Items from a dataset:
━━━━━━━━━━━━━━━━━━━━━━━━━━━━━━
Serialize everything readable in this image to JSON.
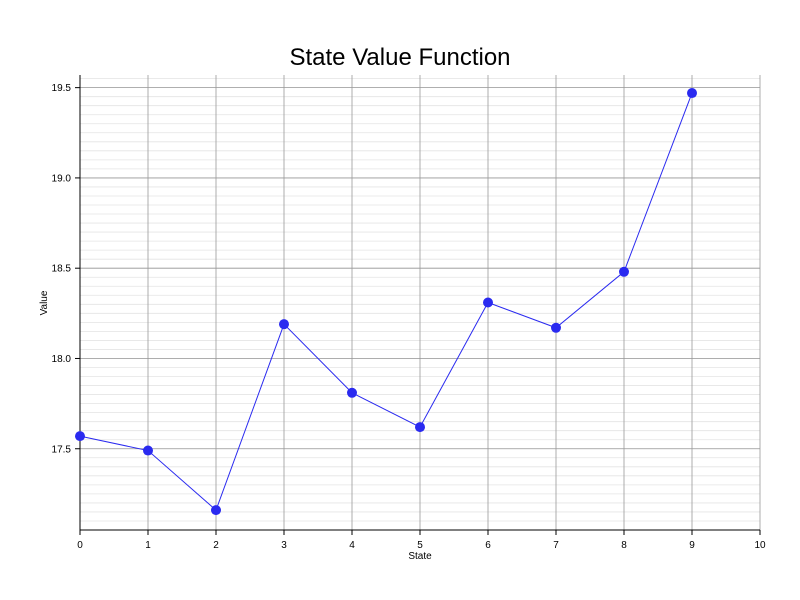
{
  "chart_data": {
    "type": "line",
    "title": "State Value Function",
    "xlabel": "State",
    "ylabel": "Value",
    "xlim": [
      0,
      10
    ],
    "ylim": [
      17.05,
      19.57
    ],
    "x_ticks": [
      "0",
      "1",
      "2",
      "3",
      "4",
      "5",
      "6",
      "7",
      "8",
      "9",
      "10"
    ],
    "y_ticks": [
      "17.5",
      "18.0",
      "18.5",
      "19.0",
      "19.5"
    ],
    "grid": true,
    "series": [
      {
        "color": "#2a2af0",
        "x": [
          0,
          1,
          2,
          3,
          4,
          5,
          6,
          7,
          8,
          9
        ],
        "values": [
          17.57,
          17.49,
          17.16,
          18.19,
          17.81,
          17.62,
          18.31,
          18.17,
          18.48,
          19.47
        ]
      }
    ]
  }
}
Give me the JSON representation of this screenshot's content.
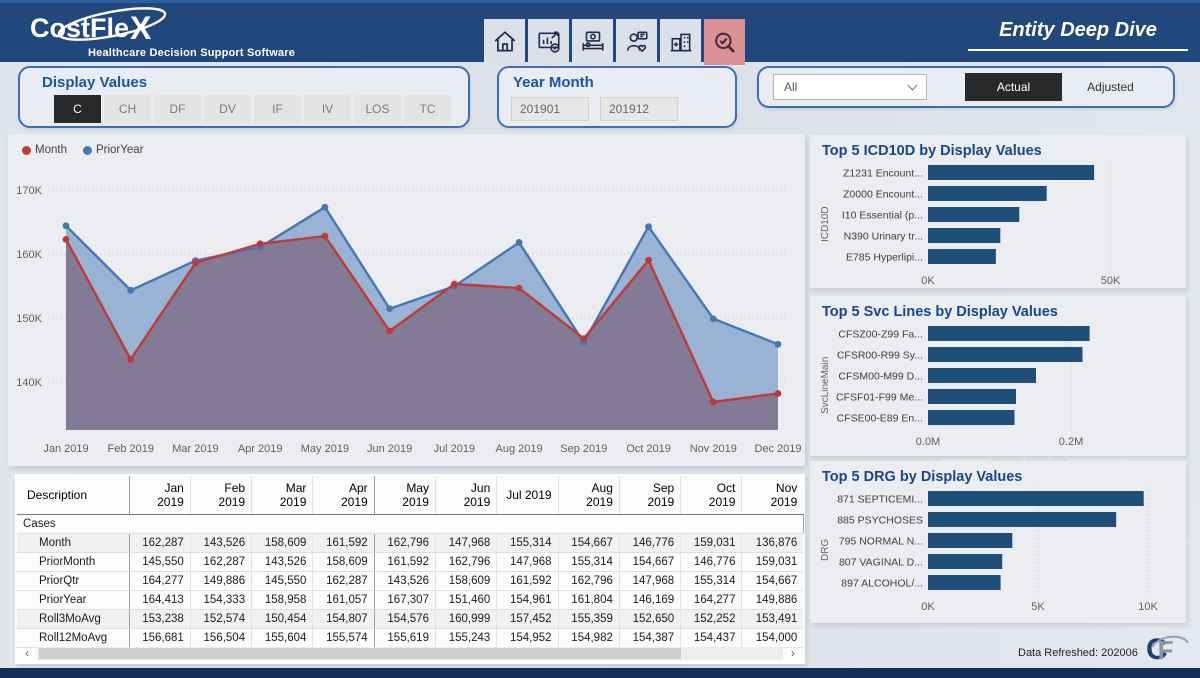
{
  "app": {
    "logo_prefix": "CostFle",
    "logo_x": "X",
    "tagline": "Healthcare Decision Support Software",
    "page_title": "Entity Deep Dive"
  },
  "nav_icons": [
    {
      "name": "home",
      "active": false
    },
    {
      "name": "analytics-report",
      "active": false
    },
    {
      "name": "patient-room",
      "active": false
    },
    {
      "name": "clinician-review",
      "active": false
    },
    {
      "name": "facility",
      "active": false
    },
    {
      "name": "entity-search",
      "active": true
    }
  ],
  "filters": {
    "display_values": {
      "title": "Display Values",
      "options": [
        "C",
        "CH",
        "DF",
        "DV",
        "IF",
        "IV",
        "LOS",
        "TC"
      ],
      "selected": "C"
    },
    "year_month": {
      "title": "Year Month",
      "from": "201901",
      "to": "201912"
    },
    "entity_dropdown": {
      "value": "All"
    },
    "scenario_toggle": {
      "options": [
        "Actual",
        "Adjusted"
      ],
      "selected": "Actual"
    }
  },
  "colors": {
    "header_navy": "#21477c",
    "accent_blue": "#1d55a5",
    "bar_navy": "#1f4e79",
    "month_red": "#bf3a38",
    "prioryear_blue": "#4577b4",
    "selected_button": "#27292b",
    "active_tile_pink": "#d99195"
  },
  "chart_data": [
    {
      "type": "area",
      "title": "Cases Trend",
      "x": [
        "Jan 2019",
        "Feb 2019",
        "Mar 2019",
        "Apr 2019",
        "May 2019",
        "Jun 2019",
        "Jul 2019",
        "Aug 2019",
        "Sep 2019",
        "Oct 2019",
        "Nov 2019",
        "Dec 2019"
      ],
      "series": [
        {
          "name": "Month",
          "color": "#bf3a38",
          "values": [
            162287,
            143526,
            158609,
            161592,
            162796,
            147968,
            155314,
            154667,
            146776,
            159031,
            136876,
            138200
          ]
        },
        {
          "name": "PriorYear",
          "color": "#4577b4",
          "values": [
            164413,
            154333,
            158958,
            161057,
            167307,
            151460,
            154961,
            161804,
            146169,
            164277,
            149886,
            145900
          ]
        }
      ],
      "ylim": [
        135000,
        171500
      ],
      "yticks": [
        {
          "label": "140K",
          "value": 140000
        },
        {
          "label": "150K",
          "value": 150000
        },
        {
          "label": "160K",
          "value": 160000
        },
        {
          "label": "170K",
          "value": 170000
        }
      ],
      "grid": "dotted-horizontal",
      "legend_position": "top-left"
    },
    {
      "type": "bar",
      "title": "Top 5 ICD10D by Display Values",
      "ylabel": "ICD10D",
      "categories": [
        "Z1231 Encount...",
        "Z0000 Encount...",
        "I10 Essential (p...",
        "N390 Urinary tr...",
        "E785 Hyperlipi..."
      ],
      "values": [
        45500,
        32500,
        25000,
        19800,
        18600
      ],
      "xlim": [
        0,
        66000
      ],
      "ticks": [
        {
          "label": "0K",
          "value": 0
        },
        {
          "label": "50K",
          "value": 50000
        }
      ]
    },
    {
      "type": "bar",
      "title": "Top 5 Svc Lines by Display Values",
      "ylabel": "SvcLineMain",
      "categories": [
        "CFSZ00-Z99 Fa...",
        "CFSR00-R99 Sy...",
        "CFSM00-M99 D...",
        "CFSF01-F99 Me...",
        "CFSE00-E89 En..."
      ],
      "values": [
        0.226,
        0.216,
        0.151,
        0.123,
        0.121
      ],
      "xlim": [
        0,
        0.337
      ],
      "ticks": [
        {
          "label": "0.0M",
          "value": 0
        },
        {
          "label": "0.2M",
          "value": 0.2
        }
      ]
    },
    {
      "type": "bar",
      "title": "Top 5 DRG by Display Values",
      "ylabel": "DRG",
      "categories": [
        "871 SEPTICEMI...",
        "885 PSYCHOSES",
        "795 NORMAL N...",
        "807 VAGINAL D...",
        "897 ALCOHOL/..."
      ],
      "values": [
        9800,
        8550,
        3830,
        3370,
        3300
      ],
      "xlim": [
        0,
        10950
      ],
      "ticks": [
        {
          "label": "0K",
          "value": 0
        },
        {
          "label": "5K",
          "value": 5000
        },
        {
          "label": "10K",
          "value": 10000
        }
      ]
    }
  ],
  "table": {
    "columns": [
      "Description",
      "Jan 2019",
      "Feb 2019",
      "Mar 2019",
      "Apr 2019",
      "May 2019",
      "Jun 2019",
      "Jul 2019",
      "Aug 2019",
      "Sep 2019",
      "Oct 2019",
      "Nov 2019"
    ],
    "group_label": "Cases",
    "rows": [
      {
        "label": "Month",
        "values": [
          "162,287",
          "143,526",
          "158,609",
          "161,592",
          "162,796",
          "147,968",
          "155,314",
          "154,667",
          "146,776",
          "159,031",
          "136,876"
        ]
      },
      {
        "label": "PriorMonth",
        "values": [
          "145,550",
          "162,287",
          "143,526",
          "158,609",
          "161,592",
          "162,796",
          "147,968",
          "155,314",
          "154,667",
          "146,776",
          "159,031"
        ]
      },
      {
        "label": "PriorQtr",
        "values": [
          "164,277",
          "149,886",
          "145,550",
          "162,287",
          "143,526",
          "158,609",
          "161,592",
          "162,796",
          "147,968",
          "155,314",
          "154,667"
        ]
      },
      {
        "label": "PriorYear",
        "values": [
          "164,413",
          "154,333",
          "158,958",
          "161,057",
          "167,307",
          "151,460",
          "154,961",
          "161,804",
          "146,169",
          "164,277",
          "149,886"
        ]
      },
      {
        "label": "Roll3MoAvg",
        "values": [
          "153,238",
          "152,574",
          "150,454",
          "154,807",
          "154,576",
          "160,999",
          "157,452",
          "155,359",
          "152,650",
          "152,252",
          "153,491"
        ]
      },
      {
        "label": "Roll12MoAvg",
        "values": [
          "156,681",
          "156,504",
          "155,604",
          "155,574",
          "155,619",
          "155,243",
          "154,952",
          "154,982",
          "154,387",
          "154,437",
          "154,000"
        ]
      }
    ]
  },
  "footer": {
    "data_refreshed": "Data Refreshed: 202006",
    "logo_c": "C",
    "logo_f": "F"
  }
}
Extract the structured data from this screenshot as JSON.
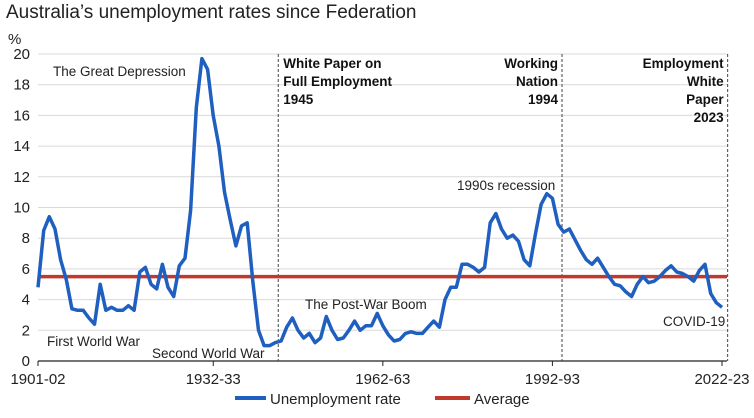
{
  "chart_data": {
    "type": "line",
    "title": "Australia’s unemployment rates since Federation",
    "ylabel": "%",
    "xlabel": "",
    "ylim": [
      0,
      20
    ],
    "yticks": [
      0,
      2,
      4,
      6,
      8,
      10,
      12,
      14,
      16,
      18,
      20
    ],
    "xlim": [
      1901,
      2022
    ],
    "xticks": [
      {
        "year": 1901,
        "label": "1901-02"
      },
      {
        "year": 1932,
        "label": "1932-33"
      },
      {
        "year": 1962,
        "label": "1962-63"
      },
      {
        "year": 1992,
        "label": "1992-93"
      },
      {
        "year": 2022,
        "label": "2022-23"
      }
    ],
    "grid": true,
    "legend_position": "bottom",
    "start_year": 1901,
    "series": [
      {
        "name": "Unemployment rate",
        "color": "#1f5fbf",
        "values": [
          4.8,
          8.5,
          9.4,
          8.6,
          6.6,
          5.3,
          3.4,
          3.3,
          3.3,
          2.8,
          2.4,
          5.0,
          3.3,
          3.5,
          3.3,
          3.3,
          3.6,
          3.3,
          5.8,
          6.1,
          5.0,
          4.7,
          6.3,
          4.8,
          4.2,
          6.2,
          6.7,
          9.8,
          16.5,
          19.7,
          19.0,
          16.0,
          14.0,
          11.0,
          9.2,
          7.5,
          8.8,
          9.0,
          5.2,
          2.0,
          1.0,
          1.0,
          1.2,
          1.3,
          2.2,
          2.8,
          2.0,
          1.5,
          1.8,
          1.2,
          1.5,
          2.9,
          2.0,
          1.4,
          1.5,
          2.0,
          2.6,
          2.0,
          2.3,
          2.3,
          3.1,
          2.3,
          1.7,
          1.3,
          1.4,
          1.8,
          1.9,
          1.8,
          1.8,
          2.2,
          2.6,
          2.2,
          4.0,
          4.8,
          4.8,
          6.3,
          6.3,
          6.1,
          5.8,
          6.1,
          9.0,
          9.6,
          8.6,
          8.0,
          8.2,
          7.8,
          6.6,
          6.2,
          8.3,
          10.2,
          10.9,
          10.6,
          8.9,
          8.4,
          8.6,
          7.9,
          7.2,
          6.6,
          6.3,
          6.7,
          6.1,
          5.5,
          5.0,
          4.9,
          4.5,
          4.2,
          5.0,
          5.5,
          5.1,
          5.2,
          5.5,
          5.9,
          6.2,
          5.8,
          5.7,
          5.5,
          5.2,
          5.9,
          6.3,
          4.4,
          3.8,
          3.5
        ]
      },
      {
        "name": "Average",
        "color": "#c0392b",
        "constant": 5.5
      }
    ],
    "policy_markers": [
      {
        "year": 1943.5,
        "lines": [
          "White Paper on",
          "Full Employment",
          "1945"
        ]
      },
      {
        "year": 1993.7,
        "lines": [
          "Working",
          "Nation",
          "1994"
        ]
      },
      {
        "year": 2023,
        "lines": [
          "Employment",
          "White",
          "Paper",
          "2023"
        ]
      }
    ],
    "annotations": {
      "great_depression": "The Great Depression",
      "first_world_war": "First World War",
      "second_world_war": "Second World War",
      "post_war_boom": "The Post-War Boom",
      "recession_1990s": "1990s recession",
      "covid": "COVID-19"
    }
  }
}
━━━━━━━━━━━━━━━━━━━━━━━━━━━━━━
In the listing, find each line with the string "name" and copy it.

      "name": "home",
      "name": "analytics-report",
      "name": "patient-room",
      "name": "clinician-review",
      "name": "facility",
      "name": "entity-search",
          "name": "Month",
          "name": "PriorYear",
        "name": "Unemployment rate",
        "name": "Average",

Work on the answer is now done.